### REQUIREMENT
Under this task are some entries; return every one of them exactly.

### THE RECORDS
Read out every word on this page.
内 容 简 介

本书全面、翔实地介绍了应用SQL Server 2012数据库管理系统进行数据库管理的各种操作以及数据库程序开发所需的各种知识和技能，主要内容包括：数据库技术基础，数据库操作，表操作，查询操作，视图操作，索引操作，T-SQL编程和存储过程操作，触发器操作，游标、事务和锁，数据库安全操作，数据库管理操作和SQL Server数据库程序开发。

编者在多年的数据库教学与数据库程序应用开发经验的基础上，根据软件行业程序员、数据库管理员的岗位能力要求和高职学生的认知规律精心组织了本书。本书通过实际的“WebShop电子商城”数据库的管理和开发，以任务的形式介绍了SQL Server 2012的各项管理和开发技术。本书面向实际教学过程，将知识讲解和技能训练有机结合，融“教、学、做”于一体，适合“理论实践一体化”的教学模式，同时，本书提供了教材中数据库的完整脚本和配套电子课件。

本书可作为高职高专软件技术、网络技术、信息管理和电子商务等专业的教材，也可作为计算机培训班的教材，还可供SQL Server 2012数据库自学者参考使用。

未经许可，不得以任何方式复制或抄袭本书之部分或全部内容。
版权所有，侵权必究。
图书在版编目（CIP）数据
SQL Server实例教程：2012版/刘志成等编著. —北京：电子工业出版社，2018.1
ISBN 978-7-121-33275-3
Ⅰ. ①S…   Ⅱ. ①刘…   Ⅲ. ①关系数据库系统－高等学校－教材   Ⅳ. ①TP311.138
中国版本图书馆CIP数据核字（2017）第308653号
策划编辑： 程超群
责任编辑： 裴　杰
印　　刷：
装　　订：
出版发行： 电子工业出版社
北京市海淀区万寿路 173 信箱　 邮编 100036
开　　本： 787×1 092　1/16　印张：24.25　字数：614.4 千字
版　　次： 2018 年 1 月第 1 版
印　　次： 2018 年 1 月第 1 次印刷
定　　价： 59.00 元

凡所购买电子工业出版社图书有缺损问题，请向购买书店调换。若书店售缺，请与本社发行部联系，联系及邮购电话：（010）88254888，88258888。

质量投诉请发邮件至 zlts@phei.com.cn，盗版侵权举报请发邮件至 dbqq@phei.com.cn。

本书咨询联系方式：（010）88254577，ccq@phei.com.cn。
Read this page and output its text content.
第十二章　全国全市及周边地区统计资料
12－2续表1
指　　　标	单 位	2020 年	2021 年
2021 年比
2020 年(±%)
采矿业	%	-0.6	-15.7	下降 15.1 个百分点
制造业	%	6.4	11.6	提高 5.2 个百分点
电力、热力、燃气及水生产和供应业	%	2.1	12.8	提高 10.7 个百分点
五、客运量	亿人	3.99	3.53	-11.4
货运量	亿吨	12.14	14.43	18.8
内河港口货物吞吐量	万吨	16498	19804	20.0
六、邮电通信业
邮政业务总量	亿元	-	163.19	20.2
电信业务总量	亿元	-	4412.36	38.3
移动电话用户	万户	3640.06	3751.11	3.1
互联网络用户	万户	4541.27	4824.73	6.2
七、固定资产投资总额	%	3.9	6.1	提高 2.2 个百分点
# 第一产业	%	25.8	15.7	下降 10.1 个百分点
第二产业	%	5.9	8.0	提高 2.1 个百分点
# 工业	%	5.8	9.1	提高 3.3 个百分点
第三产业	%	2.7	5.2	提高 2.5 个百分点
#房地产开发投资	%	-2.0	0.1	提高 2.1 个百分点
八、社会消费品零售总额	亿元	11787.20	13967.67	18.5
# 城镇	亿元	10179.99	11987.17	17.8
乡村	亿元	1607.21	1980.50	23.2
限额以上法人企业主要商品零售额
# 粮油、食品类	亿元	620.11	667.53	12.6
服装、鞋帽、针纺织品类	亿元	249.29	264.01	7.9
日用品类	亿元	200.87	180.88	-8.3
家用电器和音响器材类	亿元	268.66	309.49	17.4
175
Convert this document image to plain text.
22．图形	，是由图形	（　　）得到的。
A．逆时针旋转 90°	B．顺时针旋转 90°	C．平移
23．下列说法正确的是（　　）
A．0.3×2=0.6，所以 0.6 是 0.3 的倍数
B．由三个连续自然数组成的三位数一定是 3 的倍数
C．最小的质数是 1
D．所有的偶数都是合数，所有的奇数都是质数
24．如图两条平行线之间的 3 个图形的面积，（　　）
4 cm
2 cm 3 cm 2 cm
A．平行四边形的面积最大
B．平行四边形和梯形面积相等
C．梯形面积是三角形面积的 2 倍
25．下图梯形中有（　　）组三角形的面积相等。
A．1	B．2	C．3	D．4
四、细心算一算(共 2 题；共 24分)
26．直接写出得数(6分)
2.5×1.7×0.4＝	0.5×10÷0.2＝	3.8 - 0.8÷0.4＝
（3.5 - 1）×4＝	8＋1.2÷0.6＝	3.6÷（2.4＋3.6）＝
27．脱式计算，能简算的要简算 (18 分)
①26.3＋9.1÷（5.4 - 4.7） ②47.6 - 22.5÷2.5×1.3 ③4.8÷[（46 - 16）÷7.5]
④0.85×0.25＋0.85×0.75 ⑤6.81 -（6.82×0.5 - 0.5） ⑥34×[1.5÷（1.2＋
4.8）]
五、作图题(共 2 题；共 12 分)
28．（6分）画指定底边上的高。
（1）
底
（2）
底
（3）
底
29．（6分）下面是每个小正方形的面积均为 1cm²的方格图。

### TASK OUTPUT
Read out every word on this page.
内 容 简 介

本书全面、翔实地介绍了应用SQL Server 2012数据库管理系统进行数据库管理的各种操作以及数据库程序开发所需的各种知识和技能，主要内容包括：数据库技术基础，数据库操作，表操作，查询操作，视图操作，索引操作，T-SQL编程和存储过程操作，触发器操作，游标、事务和锁，数据库安全操作，数据库管理操作和SQL Server数据库程序开发。

编者在多年的数据库教学与数据库程序应用开发经验的基础上，根据软件行业程序员、数据库管理员的岗位能力要求和高职学生的认知规律精心组织了本书。本书通过实际的“WebShop电子商城”数据库的管理和开发，以任务的形式介绍了SQL Server 2012的各项管理和开发技术。本书面向实际教学过程，将知识讲解和技能训练有机结合，融“教、学、做”于一体，适合“理论实践一体化”的教学模式，同时，本书提供了教材中数据库的完整脚本和配套电子课件。

本书可作为高职高专软件技术、网络技术、信息管理和电子商务等专业的教材，也可作为计算机培训班的教材，还可供SQL Server 2012数据库自学者参考使用。

未经许可，不得以任何方式复制或抄袭本书之部分或全部内容。
版权所有，侵权必究。
图书在版编目（CIP）数据
SQL Server实例教程：2012版/刘志成等编著. —北京：电子工业出版社，2018.1
ISBN 978-7-121-33275-3
Ⅰ. ①S…   Ⅱ. ①刘…   Ⅲ. ①关系数据库系统－高等学校－教材   Ⅳ. ①TP311.138
中国版本图书馆CIP数据核字（2017）第308653号
策划编辑： 程超群
责任编辑： 裴　杰
印　　刷：
装　　订：
出版发行： 电子工业出版社
北京市海淀区万寿路 173 信箱　 邮编 100036
开　　本： 787×1 092　1/16　印张：24.25　字数：614.4 千字
版　　次： 2018 年 1 月第 1 版
印　　次： 2018 年 1 月第 1 次印刷
定　　价： 59.00 元

凡所购买电子工业出版社图书有缺损问题，请向购买书店调换。若书店售缺，请与本社发行部联系，联系及邮购电话：（010）88254888，88258888。

质量投诉请发邮件至 zlts@phei.com.cn，盗版侵权举报请发邮件至 dbqq@phei.com.cn。

本书咨询联系方式：（010）88254577，ccq@phei.com.cn。
Read this page and output its text content.
第十二章　全国全市及周边地区统计资料
12－2续表1
指　　　标	单 位	2020 年	2021 年
2021 年比
2020 年(±%)
采矿业	%	-0.6	-15.7	下降 15.1 个百分点
制造业	%	6.4	11.6	提高 5.2 个百分点
电力、热力、燃气及水生产和供应业	%	2.1	12.8	提高 10.7 个百分点
五、客运量	亿人	3.99	3.53	-11.4
货运量	亿吨	12.14	14.43	18.8
内河港口货物吞吐量	万吨	16498	19804	20.0
六、邮电通信业
邮政业务总量	亿元	-	163.19	20.2
电信业务总量	亿元	-	4412.36	38.3
移动电话用户	万户	3640.06	3751.11	3.1
互联网络用户	万户	4541.27	4824.73	6.2
七、固定资产投资总额	%	3.9	6.1	提高 2.2 个百分点
# 第一产业	%	25.8	15.7	下降 10.1 个百分点
第二产业	%	5.9	8.0	提高 2.1 个百分点
# 工业	%	5.8	9.1	提高 3.3 个百分点
第三产业	%	2.7	5.2	提高 2.5 个百分点
#房地产开发投资	%	-2.0	0.1	提高 2.1 个百分点
八、社会消费品零售总额	亿元	11787.20	13967.67	18.5
# 城镇	亿元	10179.99	11987.17	17.8
乡村	亿元	1607.21	1980.50	23.2
限额以上法人企业主要商品零售额
# 粮油、食品类	亿元	620.11	667.53	12.6
服装、鞋帽、针纺织品类	亿元	249.29	264.01	7.9
日用品类	亿元	200.87	180.88	-8.3
家用电器和音响器材类	亿元	268.66	309.49	17.4
175
Convert this document image to plain text.
22．图形	，是由图形	（　　）得到的。
A．逆时针旋转 90°	B．顺时针旋转 90°	C．平移
23．下列说法正确的是（　　）
A．0.3×2=0.6，所以 0.6 是 0.3 的倍数
B．由三个连续自然数组成的三位数一定是 3 的倍数
C．最小的质数是 1
D．所有的偶数都是合数，所有的奇数都是质数
24．如图两条平行线之间的 3 个图形的面积，（　　）
4 cm
2 cm 3 cm 2 cm
A．平行四边形的面积最大
B．平行四边形和梯形面积相等
C．梯形面积是三角形面积的 2 倍
25．下图梯形中有（　　）组三角形的面积相等。
A．1	B．2	C．3	D．4
四、细心算一算(共 2 题；共 24分)
26．直接写出得数(6分)
2.5×1.7×0.4＝	0.5×10÷0.2＝	3.8 - 0.8÷0.4＝
（3.5 - 1）×4＝	8＋1.2÷0.6＝	3.6÷（2.4＋3.6）＝
27．脱式计算，能简算的要简算 (18 分)
①26.3＋9.1÷（5.4 - 4.7） ②47.6 - 22.5÷2.5×1.3 ③4.8÷[（46 - 16）÷7.5]
④0.85×0.25＋0.85×0.75 ⑤6.81 -（6.82×0.5 - 0.5） ⑥34×[1.5÷（1.2＋
4.8）]
五、作图题(共 2 题；共 12 分)
28．（6分）画指定底边上的高。
（1）
底
（2）
底
（3）
底
29．（6分）下面是每个小正方形的面积均为 1cm²的方格图。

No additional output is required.